▶ [TASK PROMPT]:
Each entry below should be returned exactly as is, with the pictures removed.

--

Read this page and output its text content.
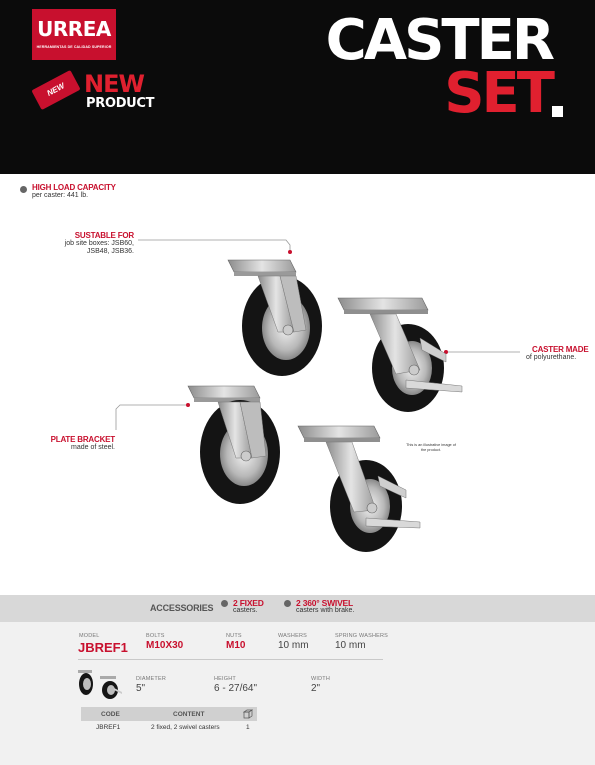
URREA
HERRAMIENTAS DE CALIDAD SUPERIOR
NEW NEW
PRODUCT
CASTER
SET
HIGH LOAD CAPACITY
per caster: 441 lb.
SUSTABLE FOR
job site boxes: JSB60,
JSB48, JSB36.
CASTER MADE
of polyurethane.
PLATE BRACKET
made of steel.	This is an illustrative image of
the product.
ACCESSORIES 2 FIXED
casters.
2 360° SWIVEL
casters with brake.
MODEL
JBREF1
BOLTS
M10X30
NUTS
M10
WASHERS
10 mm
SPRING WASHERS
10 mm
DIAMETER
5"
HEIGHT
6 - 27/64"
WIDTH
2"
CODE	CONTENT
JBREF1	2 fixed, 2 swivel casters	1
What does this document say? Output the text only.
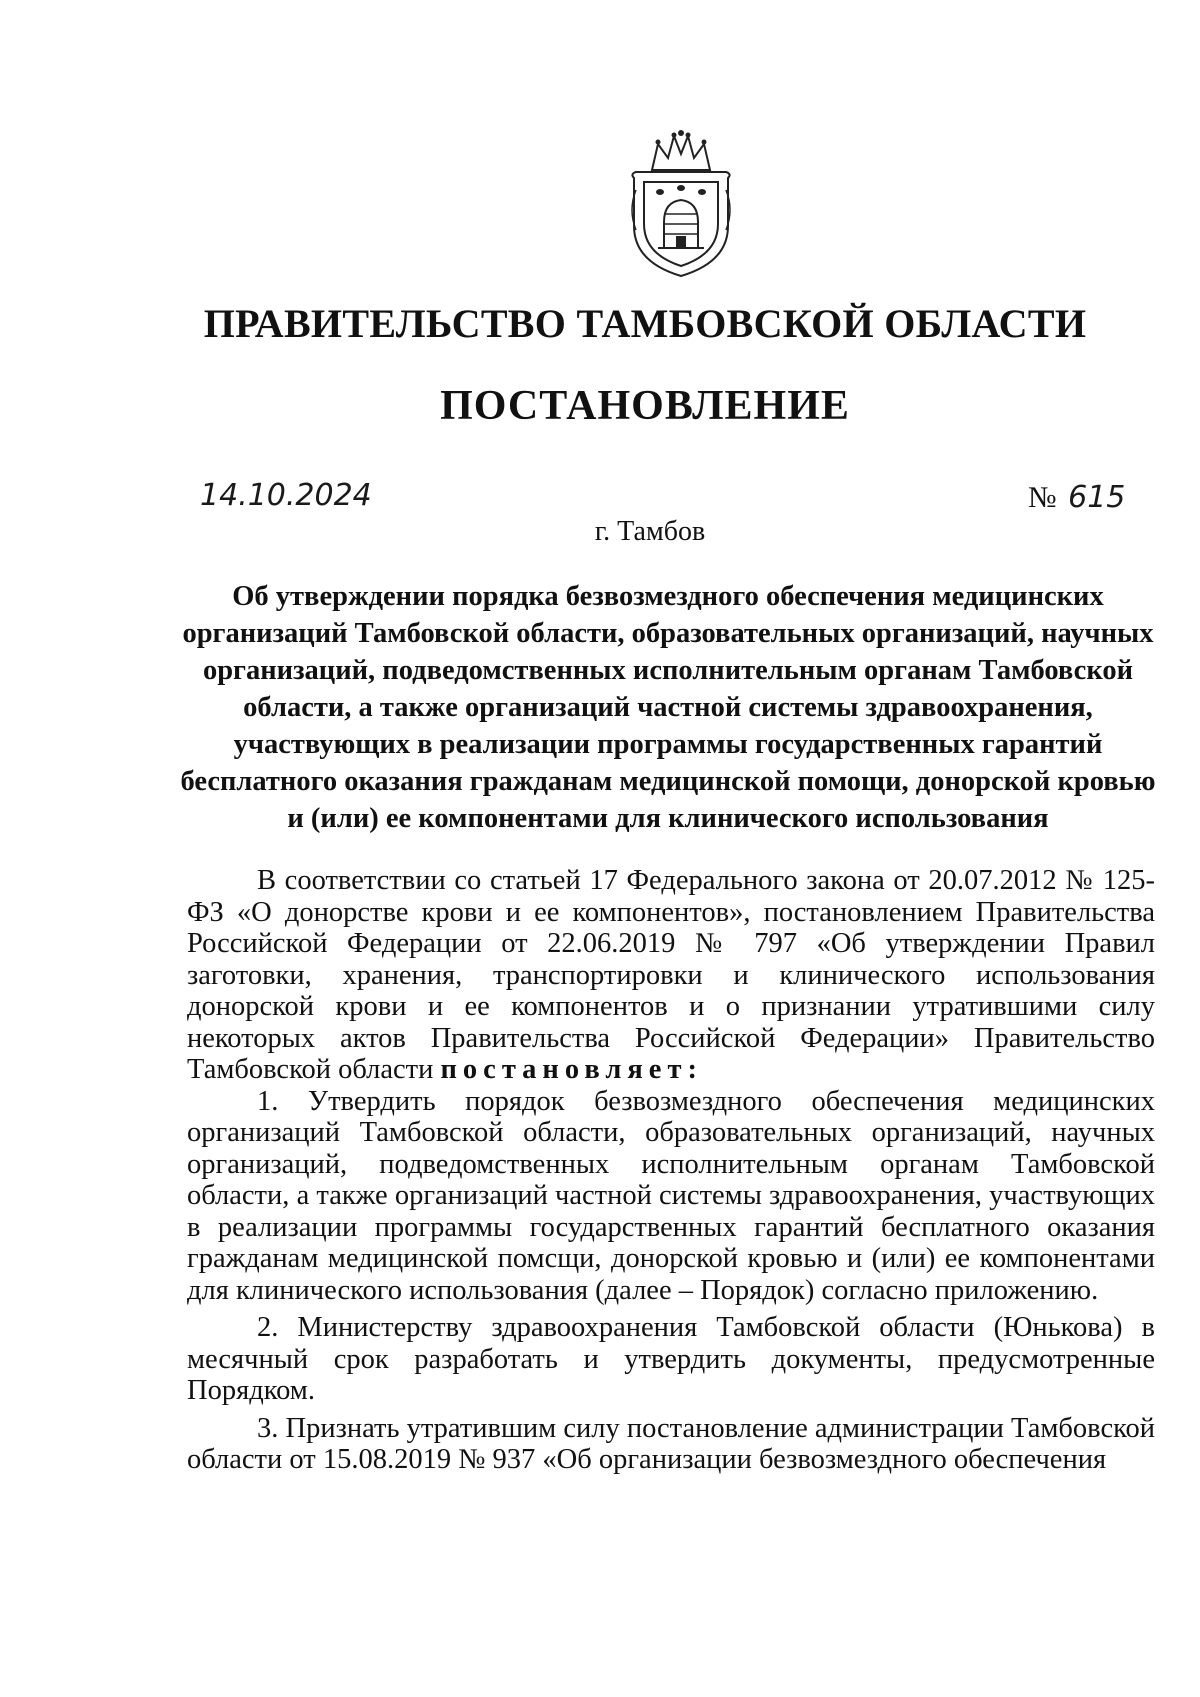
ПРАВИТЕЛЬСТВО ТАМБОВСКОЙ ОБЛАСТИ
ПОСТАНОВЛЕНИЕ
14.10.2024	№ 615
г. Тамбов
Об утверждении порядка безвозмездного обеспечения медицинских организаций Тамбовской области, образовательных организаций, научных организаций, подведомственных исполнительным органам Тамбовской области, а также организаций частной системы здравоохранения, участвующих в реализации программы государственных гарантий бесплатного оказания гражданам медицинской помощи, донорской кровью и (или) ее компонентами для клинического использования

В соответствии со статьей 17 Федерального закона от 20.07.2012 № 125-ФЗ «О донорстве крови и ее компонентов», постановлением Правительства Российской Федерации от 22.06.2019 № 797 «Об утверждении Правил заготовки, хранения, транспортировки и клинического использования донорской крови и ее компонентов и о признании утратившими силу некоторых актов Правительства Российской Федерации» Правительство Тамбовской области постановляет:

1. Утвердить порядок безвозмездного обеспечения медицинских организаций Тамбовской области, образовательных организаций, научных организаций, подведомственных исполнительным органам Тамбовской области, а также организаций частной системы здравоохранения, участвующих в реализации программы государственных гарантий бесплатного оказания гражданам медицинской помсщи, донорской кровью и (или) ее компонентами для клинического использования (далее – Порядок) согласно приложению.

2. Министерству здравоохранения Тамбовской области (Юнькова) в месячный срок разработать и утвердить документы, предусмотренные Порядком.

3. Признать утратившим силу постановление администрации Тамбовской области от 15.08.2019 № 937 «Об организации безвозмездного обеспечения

--

▶ [CORRECT OUTPUT]:
Read this page and output its text content.
URREA
HERRAMIENTAS DE CALIDAD SUPERIOR
NEW NEW
PRODUCT
CASTER
SET
HIGH LOAD CAPACITY
per caster: 441 lb.
SUSTABLE FOR
job site boxes: JSB60,
JSB48, JSB36.
CASTER MADE
of polyurethane.
PLATE BRACKET
made of steel.	This is an illustrative image of
the product.
ACCESSORIES 2 FIXED
casters.
2 360° SWIVEL
casters with brake.
MODEL
JBREF1
BOLTS
M10X30
NUTS
M10
WASHERS
10 mm
SPRING WASHERS
10 mm
DIAMETER
5"
HEIGHT
6 - 27/64"
WIDTH
2"
CODE	CONTENT
JBREF1	2 fixed, 2 swivel casters	1
What does this document say? Output the text only.
ПРАВИТЕЛЬСТВО ТАМБОВСКОЙ ОБЛАСТИ
ПОСТАНОВЛЕНИЕ
14.10.2024	№ 615
г. Тамбов
Об утверждении порядка безвозмездного обеспечения медицинских организаций Тамбовской области, образовательных организаций, научных организаций, подведомственных исполнительным органам Тамбовской области, а также организаций частной системы здравоохранения, участвующих в реализации программы государственных гарантий бесплатного оказания гражданам медицинской помощи, донорской кровью и (или) ее компонентами для клинического использования

В соответствии со статьей 17 Федерального закона от 20.07.2012 № 125-ФЗ «О донорстве крови и ее компонентов», постановлением Правительства Российской Федерации от 22.06.2019 № 797 «Об утверждении Правил заготовки, хранения, транспортировки и клинического использования донорской крови и ее компонентов и о признании утратившими силу некоторых актов Правительства Российской Федерации» Правительство Тамбовской области постановляет:

1. Утвердить порядок безвозмездного обеспечения медицинских организаций Тамбовской области, образовательных организаций, научных организаций, подведомственных исполнительным органам Тамбовской области, а также организаций частной системы здравоохранения, участвующих в реализации программы государственных гарантий бесплатного оказания гражданам медицинской помсщи, донорской кровью и (или) ее компонентами для клинического использования (далее – Порядок) согласно приложению.

2. Министерству здравоохранения Тамбовской области (Юнькова) в месячный срок разработать и утвердить документы, предусмотренные Порядком.

3. Признать утратившим силу постановление администрации Тамбовской области от 15.08.2019 № 937 «Об организации безвозмездного обеспечения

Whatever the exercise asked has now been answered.